Essa visão entende o paciente como cliente e o cuidado como um produto a ser otimizado.
Sob o discurso de eficiência e qualidade, a proposta transfere a lógica da concorrência e da redução de custos para o campo da saúde pública — priorizando métricas, performance e resultados mensuráveis, e não o direito universal ao cuidado.

Na prática, isso significa que a saúde deixa de ser um direito e passa a ser uma mercadoria, sujeita à lógica de mercado. O Estado, por sua vez, assume o papel de comprador de tecnologias, e não mais de provedor de políticas públicas.

Defender o SUS implica reorganizar as políticas digitais, proteger os dados dos segmentos mais fragilizados e pauperizados da população, utilizar tecnologias de inteligência de máquina para aumentar direitos, reduzir e eliminar discriminações raciais e sociais operadas por sistemas algorítmicos. É preciso pensar como criar, desenvolver e disseminar tecnologias para fortalecer a saúde pública universal.

--

### [Tarefa proposta 1]
Extraia do texto sobre o SUS, sem nenhuma alteração, o trecho que se abre com as palavras que contêm "Na prática, isso" e se fecha com "de políticas públicas.".
### [Tarefa proposta 2]
Segundo o texto sobre o SUS, por que a saúde deixa de ser um direito e passa a ser uma mercadoria? Responda em até três frases.

Listagem de dados
--

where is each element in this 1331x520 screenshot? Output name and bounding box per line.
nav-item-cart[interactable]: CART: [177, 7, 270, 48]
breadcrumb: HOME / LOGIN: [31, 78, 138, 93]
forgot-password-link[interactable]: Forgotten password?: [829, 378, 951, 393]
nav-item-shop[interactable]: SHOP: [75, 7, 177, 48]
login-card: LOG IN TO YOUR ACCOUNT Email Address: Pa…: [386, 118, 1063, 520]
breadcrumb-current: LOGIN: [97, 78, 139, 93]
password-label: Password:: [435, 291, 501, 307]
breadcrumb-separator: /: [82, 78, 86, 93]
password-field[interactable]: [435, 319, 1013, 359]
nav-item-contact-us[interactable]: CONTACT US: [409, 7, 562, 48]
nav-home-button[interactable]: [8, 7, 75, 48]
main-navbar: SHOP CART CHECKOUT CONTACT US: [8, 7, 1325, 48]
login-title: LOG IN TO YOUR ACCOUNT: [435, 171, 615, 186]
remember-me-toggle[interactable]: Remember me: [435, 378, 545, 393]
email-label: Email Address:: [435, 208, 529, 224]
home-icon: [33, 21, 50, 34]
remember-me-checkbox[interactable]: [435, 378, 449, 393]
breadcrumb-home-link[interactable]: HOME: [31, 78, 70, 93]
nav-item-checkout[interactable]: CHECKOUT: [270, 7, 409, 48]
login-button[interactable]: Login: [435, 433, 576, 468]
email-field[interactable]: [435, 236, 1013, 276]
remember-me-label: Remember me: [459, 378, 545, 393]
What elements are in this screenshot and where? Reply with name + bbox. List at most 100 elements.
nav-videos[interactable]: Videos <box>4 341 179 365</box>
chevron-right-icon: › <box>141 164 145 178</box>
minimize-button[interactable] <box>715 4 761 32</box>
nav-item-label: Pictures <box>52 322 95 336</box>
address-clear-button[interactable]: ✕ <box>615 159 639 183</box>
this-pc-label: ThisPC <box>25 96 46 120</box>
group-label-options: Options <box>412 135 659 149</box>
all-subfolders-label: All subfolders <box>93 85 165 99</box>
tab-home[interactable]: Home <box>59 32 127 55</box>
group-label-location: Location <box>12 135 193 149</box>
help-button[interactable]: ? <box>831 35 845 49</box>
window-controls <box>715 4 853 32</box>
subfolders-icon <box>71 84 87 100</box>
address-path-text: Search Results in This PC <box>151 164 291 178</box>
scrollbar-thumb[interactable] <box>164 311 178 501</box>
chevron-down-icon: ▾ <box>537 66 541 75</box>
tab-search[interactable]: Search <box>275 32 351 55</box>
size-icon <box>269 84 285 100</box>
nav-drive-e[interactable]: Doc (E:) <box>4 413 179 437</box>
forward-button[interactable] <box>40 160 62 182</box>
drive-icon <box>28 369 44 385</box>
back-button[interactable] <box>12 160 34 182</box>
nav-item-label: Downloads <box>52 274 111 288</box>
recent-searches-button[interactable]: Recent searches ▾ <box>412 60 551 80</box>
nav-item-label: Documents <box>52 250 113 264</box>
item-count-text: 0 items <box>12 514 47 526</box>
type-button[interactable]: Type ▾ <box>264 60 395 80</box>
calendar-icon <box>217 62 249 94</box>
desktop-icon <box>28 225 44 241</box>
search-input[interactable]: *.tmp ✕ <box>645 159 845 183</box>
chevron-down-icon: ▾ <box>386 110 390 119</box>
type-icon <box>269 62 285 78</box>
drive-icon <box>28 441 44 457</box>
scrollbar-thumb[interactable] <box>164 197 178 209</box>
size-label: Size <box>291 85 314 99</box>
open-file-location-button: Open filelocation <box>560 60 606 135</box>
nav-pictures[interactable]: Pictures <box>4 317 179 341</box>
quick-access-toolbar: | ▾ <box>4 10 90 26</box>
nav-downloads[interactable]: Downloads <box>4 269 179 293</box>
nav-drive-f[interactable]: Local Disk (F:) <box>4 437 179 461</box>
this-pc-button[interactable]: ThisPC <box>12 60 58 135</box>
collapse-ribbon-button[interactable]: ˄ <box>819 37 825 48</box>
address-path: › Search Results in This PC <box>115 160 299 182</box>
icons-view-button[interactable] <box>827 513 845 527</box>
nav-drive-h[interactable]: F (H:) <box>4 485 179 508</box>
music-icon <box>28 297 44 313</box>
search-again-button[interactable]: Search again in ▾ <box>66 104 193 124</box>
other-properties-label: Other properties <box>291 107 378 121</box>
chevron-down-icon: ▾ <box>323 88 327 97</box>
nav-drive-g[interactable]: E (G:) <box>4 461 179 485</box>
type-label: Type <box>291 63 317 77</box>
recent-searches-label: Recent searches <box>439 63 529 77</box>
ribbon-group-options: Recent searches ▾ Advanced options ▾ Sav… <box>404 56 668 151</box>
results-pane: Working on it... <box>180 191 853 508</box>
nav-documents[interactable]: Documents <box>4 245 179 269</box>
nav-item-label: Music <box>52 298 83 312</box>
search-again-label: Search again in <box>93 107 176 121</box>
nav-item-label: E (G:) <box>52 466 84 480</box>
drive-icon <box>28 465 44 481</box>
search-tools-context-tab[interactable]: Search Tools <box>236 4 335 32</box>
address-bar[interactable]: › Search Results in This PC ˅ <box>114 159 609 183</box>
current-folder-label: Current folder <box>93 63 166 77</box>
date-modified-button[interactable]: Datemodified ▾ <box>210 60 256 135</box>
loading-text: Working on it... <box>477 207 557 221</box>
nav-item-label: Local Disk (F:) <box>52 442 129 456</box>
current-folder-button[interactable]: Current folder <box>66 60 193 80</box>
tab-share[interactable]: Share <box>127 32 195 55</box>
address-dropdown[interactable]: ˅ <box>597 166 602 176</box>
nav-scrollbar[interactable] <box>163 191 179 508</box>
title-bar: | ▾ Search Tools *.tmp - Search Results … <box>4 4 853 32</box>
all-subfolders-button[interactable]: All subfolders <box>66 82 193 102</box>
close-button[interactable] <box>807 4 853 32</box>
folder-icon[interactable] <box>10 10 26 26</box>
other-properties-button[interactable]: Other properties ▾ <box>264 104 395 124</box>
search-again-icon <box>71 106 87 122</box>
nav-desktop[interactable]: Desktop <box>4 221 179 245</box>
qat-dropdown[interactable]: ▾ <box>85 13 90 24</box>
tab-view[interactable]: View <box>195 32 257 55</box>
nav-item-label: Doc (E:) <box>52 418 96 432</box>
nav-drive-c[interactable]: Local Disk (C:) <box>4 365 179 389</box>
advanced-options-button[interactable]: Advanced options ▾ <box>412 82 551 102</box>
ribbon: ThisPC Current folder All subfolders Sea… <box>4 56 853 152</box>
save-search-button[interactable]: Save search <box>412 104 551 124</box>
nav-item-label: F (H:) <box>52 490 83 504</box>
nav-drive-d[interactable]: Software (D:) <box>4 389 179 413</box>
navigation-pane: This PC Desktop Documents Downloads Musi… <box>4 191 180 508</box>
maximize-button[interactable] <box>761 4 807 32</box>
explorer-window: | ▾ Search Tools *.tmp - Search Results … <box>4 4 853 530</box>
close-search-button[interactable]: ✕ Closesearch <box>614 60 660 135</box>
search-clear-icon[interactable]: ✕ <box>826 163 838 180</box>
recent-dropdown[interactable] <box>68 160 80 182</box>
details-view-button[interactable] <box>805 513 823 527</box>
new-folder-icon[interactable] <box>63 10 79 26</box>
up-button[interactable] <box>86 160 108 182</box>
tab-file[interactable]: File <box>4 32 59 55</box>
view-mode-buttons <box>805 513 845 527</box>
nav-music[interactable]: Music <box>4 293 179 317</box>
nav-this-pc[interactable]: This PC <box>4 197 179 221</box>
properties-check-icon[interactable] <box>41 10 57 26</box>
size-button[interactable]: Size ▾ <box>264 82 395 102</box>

--

### [Resolução 1]
Na prática, isso significa que a saúde deixa de ser um direito e passa a ser uma mercadoria, sujeita à lógica de mercado. O Estado, por sua vez, assume o papel de comprador de tecnologias, e não mais de provedor de políticas públicas.

### [Resolução 2]
Isso ocorre porque a proposta, sob o discurso de eficiência e qualidade, transfere a lógica da concorrência e da redução de custos para o campo da saúde pública. Ela prioriza métricas, performance e resultados mensuráveis, e não o direito universal ao cuidado. Assim, a saúde fica sujeita à lógica de mercado.